RECORDED INFORMATION =>
## BEGIN
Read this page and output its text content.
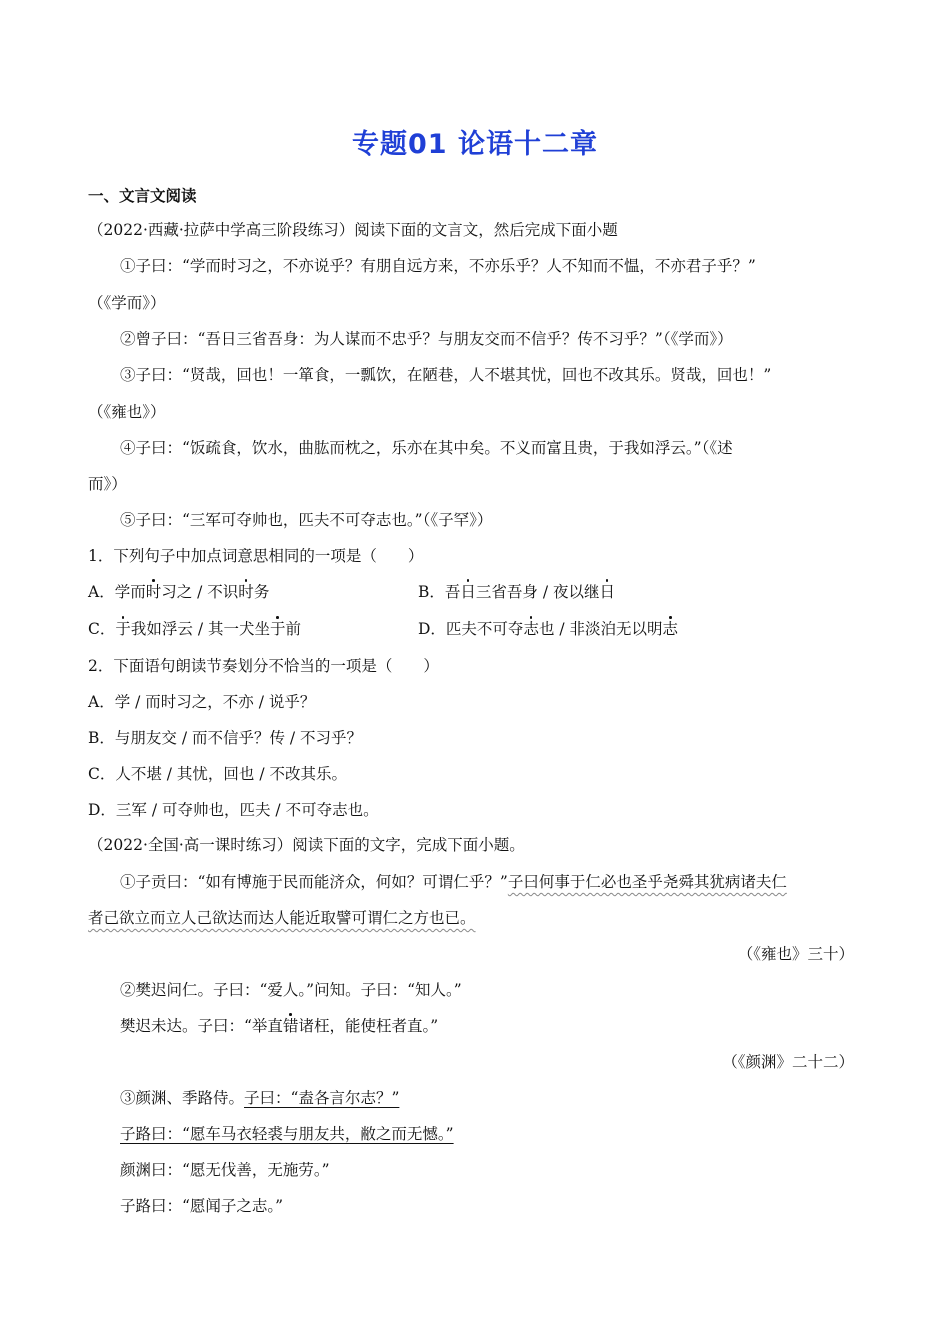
专题01 论语十二章
一、文言文阅读
（2022·西藏·拉萨中学高三阶段练习）阅读下面的文言文，然后完成下面小题
①子曰：“学而时习之，不亦说乎？有朋自远方来，不亦乐乎？人不知而不愠，不亦君子乎？”
（《学而》）
②曾子曰：“吾日三省吾身：为人谋而不忠乎？与朋友交而不信乎？传不习乎？”（《学而》）
③子曰：“贤哉，回也！一箪食，一瓢饮，在陋巷，人不堪其忧，回也不改其乐。贤哉，回也！”
（《雍也》）
④子曰：“饭疏食，饮水，曲肱而枕之，乐亦在其中矣。不义而富且贵，于我如浮云。”（《述
而》）
⑤子曰：“三军可夺帅也，匹夫不可夺志也。”（《子罕》）
1．下列句子中加点词意思相同的一项是（　　）
A．学而时习之 / 不识时务	B．吾日三省吾身 / 夜以继日
C．于我如浮云 / 其一犬坐于前	D．匹夫不可夺志也 / 非淡泊无以明志
2．下面语句朗读节奏划分不恰当的一项是（　　）
A．学 / 而时习之，不亦 / 说乎？
B．与朋友交 / 而不信乎？传 / 不习乎？
C．人不堪 / 其忧，回也 / 不改其乐。
D．三军 / 可夺帅也，匹夫 / 不可夺志也。
（2022·全国·高一课时练习）阅读下面的文字，完成下面小题。
①子贡曰：“如有博施于民而能济众，何如？可谓仁乎？”子曰何事于仁必也圣乎尧舜其犹病诸夫仁
者己欲立而立人己欲达而达人能近取譬可谓仁之方也已。
（《雍也》三十）
②樊迟问仁。子曰：“爱人。”问知。子曰：“知人。”
樊迟未达。子曰：“举直错诸枉，能使枉者直。”
（《颜渊》二十二）
③颜渊、季路侍。子曰：“盍各言尔志？”
子路曰：“愿车马衣轻裘与朋友共，敝之而无憾。”
颜渊曰：“愿无伐善，无施劳。”
子路曰：“愿闻子之志。”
## END
WORK TO COMPLETE => Keep the pictures out and write out the records exactly.

SOLUTION =>
Read this page and output its text content.
专题01 论语十二章
一、文言文阅读
（2022·西藏·拉萨中学高三阶段练习）阅读下面的文言文，然后完成下面小题
①子曰：“学而时习之，不亦说乎？有朋自远方来，不亦乐乎？人不知而不愠，不亦君子乎？”
（《学而》）
②曾子曰：“吾日三省吾身：为人谋而不忠乎？与朋友交而不信乎？传不习乎？”（《学而》）
③子曰：“贤哉，回也！一箪食，一瓢饮，在陋巷，人不堪其忧，回也不改其乐。贤哉，回也！”
（《雍也》）
④子曰：“饭疏食，饮水，曲肱而枕之，乐亦在其中矣。不义而富且贵，于我如浮云。”（《述
而》）
⑤子曰：“三军可夺帅也，匹夫不可夺志也。”（《子罕》）
1．下列句子中加点词意思相同的一项是（　　）
A．学而时习之 / 不识时务	B．吾日三省吾身 / 夜以继日
C．于我如浮云 / 其一犬坐于前	D．匹夫不可夺志也 / 非淡泊无以明志
2．下面语句朗读节奏划分不恰当的一项是（　　）
A．学 / 而时习之，不亦 / 说乎？
B．与朋友交 / 而不信乎？传 / 不习乎？
C．人不堪 / 其忧，回也 / 不改其乐。
D．三军 / 可夺帅也，匹夫 / 不可夺志也。
（2022·全国·高一课时练习）阅读下面的文字，完成下面小题。
①子贡曰：“如有博施于民而能济众，何如？可谓仁乎？”子曰何事于仁必也圣乎尧舜其犹病诸夫仁
者己欲立而立人己欲达而达人能近取譬可谓仁之方也已。
（《雍也》三十）
②樊迟问仁。子曰：“爱人。”问知。子曰：“知人。”
樊迟未达。子曰：“举直错诸枉，能使枉者直。”
（《颜渊》二十二）
③颜渊、季路侍。子曰：“盍各言尔志？”
子路曰：“愿车马衣轻裘与朋友共，敝之而无憾。”
颜渊曰：“愿无伐善，无施劳。”
子路曰：“愿闻子之志。”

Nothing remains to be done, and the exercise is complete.